Work required
Quote the data below in full, please, without altering anything.

Dataset extract
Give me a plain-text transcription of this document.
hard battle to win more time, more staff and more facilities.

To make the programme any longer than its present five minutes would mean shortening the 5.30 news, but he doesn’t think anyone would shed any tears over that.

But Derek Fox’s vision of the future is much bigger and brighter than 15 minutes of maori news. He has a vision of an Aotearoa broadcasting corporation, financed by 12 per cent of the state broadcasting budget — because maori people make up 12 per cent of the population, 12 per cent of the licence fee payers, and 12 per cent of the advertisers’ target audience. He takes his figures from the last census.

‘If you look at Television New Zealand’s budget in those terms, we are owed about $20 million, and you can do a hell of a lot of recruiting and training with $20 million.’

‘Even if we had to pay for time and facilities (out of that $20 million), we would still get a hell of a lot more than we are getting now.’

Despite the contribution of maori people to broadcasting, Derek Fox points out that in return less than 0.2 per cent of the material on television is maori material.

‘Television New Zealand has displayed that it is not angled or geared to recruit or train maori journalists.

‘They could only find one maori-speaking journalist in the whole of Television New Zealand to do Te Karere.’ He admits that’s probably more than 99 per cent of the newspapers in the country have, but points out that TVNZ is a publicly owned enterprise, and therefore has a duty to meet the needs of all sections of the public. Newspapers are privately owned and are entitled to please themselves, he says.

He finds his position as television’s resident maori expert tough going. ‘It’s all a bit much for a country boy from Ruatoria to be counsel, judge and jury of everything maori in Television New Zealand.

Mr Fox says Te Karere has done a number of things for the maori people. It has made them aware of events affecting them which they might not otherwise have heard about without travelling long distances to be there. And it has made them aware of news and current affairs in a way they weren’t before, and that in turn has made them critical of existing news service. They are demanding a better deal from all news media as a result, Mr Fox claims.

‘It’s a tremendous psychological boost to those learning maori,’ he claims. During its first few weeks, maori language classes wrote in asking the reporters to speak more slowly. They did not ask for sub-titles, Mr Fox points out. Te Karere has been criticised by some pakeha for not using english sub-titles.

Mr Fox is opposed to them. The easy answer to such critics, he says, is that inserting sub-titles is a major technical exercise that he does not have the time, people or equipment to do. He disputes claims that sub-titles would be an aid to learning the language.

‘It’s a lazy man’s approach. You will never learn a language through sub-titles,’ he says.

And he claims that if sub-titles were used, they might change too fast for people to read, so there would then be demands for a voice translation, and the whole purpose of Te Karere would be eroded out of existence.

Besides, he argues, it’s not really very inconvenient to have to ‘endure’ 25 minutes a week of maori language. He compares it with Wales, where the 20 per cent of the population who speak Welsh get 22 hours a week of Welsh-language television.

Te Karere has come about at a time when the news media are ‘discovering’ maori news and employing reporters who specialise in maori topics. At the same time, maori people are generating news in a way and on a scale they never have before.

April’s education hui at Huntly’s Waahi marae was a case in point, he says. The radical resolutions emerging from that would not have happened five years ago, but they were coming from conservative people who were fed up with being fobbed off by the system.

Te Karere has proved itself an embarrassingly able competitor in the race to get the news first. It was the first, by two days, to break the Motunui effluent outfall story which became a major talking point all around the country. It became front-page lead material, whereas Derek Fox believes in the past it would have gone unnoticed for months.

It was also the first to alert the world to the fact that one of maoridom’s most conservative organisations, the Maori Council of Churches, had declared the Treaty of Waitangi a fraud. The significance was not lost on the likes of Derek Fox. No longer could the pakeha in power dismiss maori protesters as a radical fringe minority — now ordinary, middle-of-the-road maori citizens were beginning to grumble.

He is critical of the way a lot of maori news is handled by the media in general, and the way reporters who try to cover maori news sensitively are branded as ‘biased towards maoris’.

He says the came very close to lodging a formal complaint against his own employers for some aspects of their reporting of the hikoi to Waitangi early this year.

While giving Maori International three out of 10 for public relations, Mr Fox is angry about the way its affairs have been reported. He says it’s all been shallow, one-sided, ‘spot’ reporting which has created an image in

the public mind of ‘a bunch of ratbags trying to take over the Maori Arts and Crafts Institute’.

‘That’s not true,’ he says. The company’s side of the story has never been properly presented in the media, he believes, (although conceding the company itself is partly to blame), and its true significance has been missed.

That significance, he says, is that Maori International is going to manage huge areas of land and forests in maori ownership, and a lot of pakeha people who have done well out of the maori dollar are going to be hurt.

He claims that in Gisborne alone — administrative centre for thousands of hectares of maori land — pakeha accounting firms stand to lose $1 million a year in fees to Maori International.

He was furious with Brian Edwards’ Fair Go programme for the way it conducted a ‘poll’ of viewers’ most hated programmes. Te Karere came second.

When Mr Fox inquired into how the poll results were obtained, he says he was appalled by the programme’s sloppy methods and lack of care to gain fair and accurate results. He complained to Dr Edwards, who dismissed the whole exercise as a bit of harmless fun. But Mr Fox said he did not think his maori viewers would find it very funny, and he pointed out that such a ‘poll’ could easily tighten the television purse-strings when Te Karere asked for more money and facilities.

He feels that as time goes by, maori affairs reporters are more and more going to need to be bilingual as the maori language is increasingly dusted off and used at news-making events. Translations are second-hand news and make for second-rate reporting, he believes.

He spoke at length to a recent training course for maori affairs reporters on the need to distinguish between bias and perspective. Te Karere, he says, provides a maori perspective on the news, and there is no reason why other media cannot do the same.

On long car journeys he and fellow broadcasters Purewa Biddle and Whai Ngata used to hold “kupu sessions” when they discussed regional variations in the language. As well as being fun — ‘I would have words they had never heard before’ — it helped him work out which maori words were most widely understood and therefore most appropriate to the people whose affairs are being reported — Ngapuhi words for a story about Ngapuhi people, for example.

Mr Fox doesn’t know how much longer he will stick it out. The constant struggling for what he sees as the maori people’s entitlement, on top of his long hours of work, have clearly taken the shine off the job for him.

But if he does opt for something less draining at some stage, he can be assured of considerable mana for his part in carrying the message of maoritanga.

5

Correct result
Give me a plain-text transcription of this document.
hard battle to win more time, more staff and more facilities.

To make the programme any longer than its present five minutes would mean shortening the 5.30 news, but he doesn’t think anyone would shed any tears over that.

But Derek Fox’s vision of the future is much bigger and brighter than 15 minutes of maori news. He has a vision of an Aotearoa broadcasting corporation, financed by 12 per cent of the state broadcasting budget — because maori people make up 12 per cent of the population, 12 per cent of the licence fee payers, and 12 per cent of the advertisers’ target audience. He takes his figures from the last census.

‘If you look at Television New Zealand’s budget in those terms, we are owed about $20 million, and you can do a hell of a lot of recruiting and training with $20 million.’

‘Even if we had to pay for time and facilities (out of that $20 million), we would still get a hell of a lot more than we are getting now.’

Despite the contribution of maori people to broadcasting, Derek Fox points out that in return less than 0.2 per cent of the material on television is maori material.

‘Television New Zealand has displayed that it is not angled or geared to recruit or train maori journalists.

‘They could only find one maori-speaking journalist in the whole of Television New Zealand to do Te Karere.’ He admits that’s probably more than 99 per cent of the newspapers in the country have, but points out that TVNZ is a publicly owned enterprise, and therefore has a duty to meet the needs of all sections of the public. Newspapers are privately owned and are entitled to please themselves, he says.

He finds his position as television’s resident maori expert tough going. ‘It’s all a bit much for a country boy from Ruatoria to be counsel, judge and jury of everything maori in Television New Zealand.

Mr Fox says Te Karere has done a number of things for the maori people. It has made them aware of events affecting them which they might not otherwise have heard about without travelling long distances to be there. And it has made them aware of news and current affairs in a way they weren’t before, and that in turn has made them critical of existing news service. They are demanding a better deal from all news media as a result, Mr Fox claims.

‘It’s a tremendous psychological boost to those learning maori,’ he claims. During its first few weeks, maori language classes wrote in asking the reporters to speak more slowly. They did not ask for sub-titles, Mr Fox points out. Te Karere has been criticised by some pakeha for not using english sub-titles.

Mr Fox is opposed to them. The easy answer to such critics, he says, is that inserting sub-titles is a major technical exercise that he does not have the time, people or equipment to do. He disputes claims that sub-titles would be an aid to learning the language.

‘It’s a lazy man’s approach. You will never learn a language through sub-titles,’ he says.

And he claims that if sub-titles were used, they might change too fast for people to read, so there would then be demands for a voice translation, and the whole purpose of Te Karere would be eroded out of existence.

Besides, he argues, it’s not really very inconvenient to have to ‘endure’ 25 minutes a week of maori language. He compares it with Wales, where the 20 per cent of the population who speak Welsh get 22 hours a week of Welsh-language television.

Te Karere has come about at a time when the news media are ‘discovering’ maori news and employing reporters who specialise in maori topics. At the same time, maori people are generating news in a way and on a scale they never have before.

April’s education hui at Huntly’s Waahi marae was a case in point, he says. The radical resolutions emerging from that would not have happened five years ago, but they were coming from conservative people who were fed up with being fobbed off by the system.

Te Karere has proved itself an embarrassingly able competitor in the race to get the news first. It was the first, by two days, to break the Motunui effluent outfall story which became a major talking point all around the country. It became front-page lead material, whereas Derek Fox believes in the past it would have gone unnoticed for months.

It was also the first to alert the world to the fact that one of maoridom’s most conservative organisations, the Maori Council of Churches, had declared the Treaty of Waitangi a fraud. The significance was not lost on the likes of Derek Fox. No longer could the pakeha in power dismiss maori protesters as a radical fringe minority — now ordinary, middle-of-the-road maori citizens were beginning to grumble.

He is critical of the way a lot of maori news is handled by the media in general, and the way reporters who try to cover maori news sensitively are branded as ‘biased towards maoris’.

He says the came very close to lodging a formal complaint against his own employers for some aspects of their reporting of the hikoi to Waitangi early this year.

While giving Maori International three out of 10 for public relations, Mr Fox is angry about the way its affairs have been reported. He says it’s all been shallow, one-sided, ‘spot’ reporting which has created an image in

the public mind of ‘a bunch of ratbags trying to take over the Maori Arts and Crafts Institute’.

‘That’s not true,’ he says. The company’s side of the story has never been properly presented in the media, he believes, (although conceding the company itself is partly to blame), and its true significance has been missed.

That significance, he says, is that Maori International is going to manage huge areas of land and forests in maori ownership, and a lot of pakeha people who have done well out of the maori dollar are going to be hurt.

He claims that in Gisborne alone — administrative centre for thousands of hectares of maori land — pakeha accounting firms stand to lose $1 million a year in fees to Maori International.

He was furious with Brian Edwards’ Fair Go programme for the way it conducted a ‘poll’ of viewers’ most hated programmes. Te Karere came second.

When Mr Fox inquired into how the poll results were obtained, he says he was appalled by the programme’s sloppy methods and lack of care to gain fair and accurate results. He complained to Dr Edwards, who dismissed the whole exercise as a bit of harmless fun. But Mr Fox said he did not think his maori viewers would find it very funny, and he pointed out that such a ‘poll’ could easily tighten the television purse-strings when Te Karere asked for more money and facilities.

He feels that as time goes by, maori affairs reporters are more and more going to need to be bilingual as the maori language is increasingly dusted off and used at news-making events. Translations are second-hand news and make for second-rate reporting, he believes.

He spoke at length to a recent training course for maori affairs reporters on the need to distinguish between bias and perspective. Te Karere, he says, provides a maori perspective on the news, and there is no reason why other media cannot do the same.

On long car journeys he and fellow broadcasters Purewa Biddle and Whai Ngata used to hold “kupu sessions” when they discussed regional variations in the language. As well as being fun — ‘I would have words they had never heard before’ — it helped him work out which maori words were most widely understood and therefore most appropriate to the people whose affairs are being reported — Ngapuhi words for a story about Ngapuhi people, for example.

Mr Fox doesn’t know how much longer he will stick it out. The constant struggling for what he sees as the maori people’s entitlement, on top of his long hours of work, have clearly taken the shine off the job for him.

But if he does opt for something less draining at some stage, he can be assured of considerable mana for his part in carrying the message of maoritanga.

5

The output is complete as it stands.